**Tasks to complete:**
a) Answer these questions using the passage on the printer's sheet path:
(i) Which roller separates the stacked sheets one by one?
(ii) On which part is the discharge tray 41 formed?
(iii) What two components does the process cartridge 15 include?
b) List every roller named in the passage on the printer's sheet path, with its reference number.
c) Pick up the passage on the printer's sheet path and process cartridge after its final sentence and continue writing it.

The sheet P stacked on the sheet placing portion 9 is fed between the sheet feed roller 12 and the sheet feed pad 13 by the rotation of the pickup roller 11, and is separated one by one by the rotation of the sheet feed roller 12. After that, the separated sheet P is conveyed to a sheet feed path 14 extending in the vertical direction by the rotation of the sheet feed roller 12, and then one sheet of the sheet is fed between the photosensitive drum 20 and the transfer roller 21 at a predetermined timing. The toner image is transferred to the sheet P to form the image when the sheet P passes between the photosensitive drum 20 and the transfer roller 21.

Continuously, when the sheet P passes between the heating roller 38 and the pressing roller 39, the sheet is heated and pressed by the heating roller 38 and the pressing roller 39. At that time, the image is thermally fixed on the sheet P. After that, the sheet P is conveyed between a pair of discharge rollers 40, and then is discharged onto a discharge tray 41 formed on the top cover 7 by the pair of discharge rollers 40.

In this way, the sheet P is fed from the sheet placing portion 9, and passes through the photosensitive drum 20 and the transfer roller 21. Then, after the sheet P passes between the heating roller 38 and the pressing roller 39, the sheet is conveyed along the conveying path of a substantially C-shape when seen from a side, to be discharged onto the discharge tray 41.

2. Detailed Description of Process Cartridge

The process cartridge 15 has been described heretofore, and as illustrated in FIG. 2, includes the drum cartridge 18 and the developing cartridge 19.

**Stored entries:**
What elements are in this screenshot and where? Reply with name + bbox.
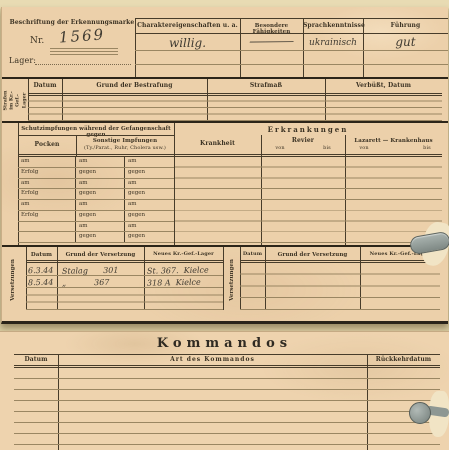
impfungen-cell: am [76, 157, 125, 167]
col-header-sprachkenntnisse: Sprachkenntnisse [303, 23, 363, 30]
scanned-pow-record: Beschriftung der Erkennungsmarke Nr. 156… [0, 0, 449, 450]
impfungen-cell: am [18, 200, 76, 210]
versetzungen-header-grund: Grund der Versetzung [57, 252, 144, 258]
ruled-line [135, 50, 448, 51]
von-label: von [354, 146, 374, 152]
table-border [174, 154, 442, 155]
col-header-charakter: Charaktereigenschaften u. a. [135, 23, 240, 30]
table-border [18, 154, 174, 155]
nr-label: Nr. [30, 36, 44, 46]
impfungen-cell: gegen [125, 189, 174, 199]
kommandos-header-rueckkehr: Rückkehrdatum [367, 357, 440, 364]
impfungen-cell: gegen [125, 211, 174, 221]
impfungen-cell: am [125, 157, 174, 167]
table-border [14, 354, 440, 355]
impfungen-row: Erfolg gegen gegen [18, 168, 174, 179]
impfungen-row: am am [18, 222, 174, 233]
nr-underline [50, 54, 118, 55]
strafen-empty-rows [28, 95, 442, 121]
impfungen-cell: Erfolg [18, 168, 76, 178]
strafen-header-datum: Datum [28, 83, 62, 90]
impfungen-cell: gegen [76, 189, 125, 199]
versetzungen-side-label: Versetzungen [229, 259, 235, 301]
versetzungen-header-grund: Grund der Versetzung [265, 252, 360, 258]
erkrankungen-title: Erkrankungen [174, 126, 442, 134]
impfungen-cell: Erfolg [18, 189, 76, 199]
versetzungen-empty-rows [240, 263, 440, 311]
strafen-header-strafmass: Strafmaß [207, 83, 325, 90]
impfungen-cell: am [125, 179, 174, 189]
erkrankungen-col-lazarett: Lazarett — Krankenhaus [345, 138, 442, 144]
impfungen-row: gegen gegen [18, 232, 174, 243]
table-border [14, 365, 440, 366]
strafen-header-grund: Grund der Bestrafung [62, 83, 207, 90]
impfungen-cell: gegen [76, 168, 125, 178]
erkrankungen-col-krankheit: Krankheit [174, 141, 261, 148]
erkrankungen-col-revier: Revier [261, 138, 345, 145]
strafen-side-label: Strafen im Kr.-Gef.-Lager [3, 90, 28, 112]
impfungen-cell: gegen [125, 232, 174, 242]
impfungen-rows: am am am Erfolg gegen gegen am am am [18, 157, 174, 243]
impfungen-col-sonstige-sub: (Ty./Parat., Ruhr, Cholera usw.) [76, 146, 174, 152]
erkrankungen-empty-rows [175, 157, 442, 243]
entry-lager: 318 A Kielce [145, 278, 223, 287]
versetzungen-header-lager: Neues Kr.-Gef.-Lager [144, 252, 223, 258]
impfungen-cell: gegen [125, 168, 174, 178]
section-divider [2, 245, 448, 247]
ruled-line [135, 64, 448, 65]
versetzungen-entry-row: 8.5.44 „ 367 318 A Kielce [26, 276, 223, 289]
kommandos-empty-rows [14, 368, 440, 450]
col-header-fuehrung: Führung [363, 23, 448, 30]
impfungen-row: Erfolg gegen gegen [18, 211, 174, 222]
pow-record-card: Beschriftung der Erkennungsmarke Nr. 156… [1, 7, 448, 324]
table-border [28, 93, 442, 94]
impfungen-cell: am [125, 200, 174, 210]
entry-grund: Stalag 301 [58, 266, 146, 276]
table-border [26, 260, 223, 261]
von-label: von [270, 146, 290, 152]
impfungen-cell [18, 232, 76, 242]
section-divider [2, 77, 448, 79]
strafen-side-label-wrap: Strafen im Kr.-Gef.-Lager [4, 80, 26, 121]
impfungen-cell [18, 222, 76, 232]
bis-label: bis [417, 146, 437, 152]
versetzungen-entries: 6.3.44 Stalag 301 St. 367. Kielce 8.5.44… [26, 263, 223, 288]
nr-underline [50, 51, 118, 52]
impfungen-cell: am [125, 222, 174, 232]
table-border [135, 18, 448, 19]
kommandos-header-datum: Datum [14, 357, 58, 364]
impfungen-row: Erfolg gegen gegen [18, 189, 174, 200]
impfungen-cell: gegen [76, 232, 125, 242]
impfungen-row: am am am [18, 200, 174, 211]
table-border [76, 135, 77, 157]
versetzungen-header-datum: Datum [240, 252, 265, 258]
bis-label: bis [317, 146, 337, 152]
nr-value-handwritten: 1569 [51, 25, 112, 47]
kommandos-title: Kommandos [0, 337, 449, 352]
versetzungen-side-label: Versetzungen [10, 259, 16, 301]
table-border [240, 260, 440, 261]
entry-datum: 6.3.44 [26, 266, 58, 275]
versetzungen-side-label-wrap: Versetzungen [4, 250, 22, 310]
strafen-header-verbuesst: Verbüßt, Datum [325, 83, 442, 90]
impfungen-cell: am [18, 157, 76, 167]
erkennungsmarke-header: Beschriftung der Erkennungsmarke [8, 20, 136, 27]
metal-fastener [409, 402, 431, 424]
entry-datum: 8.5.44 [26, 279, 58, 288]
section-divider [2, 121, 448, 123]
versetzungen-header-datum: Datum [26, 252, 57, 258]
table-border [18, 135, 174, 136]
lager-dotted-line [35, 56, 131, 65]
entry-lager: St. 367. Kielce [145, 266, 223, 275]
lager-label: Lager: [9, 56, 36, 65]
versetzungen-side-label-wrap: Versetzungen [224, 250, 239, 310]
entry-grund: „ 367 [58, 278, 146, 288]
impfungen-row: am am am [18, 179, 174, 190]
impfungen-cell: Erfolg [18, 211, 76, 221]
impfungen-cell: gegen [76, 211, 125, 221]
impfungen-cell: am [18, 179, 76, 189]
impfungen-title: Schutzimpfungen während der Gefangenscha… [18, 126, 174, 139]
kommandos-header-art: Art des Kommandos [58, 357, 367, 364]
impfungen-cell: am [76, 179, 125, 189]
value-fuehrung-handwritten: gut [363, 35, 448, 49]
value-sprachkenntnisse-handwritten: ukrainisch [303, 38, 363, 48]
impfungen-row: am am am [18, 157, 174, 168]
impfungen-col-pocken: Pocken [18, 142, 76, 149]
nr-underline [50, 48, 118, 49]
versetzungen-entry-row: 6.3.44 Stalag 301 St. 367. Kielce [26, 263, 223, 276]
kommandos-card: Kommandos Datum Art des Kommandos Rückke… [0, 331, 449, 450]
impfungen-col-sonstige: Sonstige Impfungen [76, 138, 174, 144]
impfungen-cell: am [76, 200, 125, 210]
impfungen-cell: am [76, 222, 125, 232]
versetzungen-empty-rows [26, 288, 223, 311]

**The responses:**
a)
(i) The sheet feed roller 12.
(ii) The top cover 7.
(iii) The drum cartridge 18 and the developing cartridge 19.

b)
- Pickup roller 11
- Sheet feed roller 12
- Transfer roller 21
- Heating roller 38
- Pressing roller 39
- Pair of discharge rollers 40

c)
Meanwhile, it should be noted that in the following description of the process cartridge 15 referring to the direction, the side of the process cartridge on which the photosensitive drum 20 is provided is referred to as a rear side of the process cartridge 15, and the side of the process cartridge on which the Scorotron-type charger 22 is provided is referred to as an upper side. That is, the upper-lower and front-rear directions of the process cartridge 15 are defined differently from the upper-lower and frontward-rearward directions of the printer 1. The process cartridge 15 is mounted to the printer 1 so that its front side becomes the front-lower side of the printer 1, and its rear side becomes the rear-upper side of the printer 1.

(1) Drum Cartridge

The drum cartridge 18 includes a drum frame 45.

The drum frame 45 has a rear section formed as a drum accommodating portion 46, and a front section formed as a cartridge mounting portion 47.

The drum accommodating portion 46 extends in the left/right direction, and is formed in a substantially box shape with its front side opened. The drum accommodating portion 46 has a pair of accommodating portion sidewalls 48 disposed opposite to each other at an interval in the left/right direction. Each of the pair of accommodating portion sidewalls 48 is formed in a shape of a substantially rectangular flat plate when seen from a side.

The right accommodating portion sidewall 48 of the pair of accommodating portion sidewalls 48 is embedded with a charger electrode 49. The charger electrode 49 is embedded in a rear-upper end portion of the right accommodating portion sidewall 48 so that it is exposed from the right side.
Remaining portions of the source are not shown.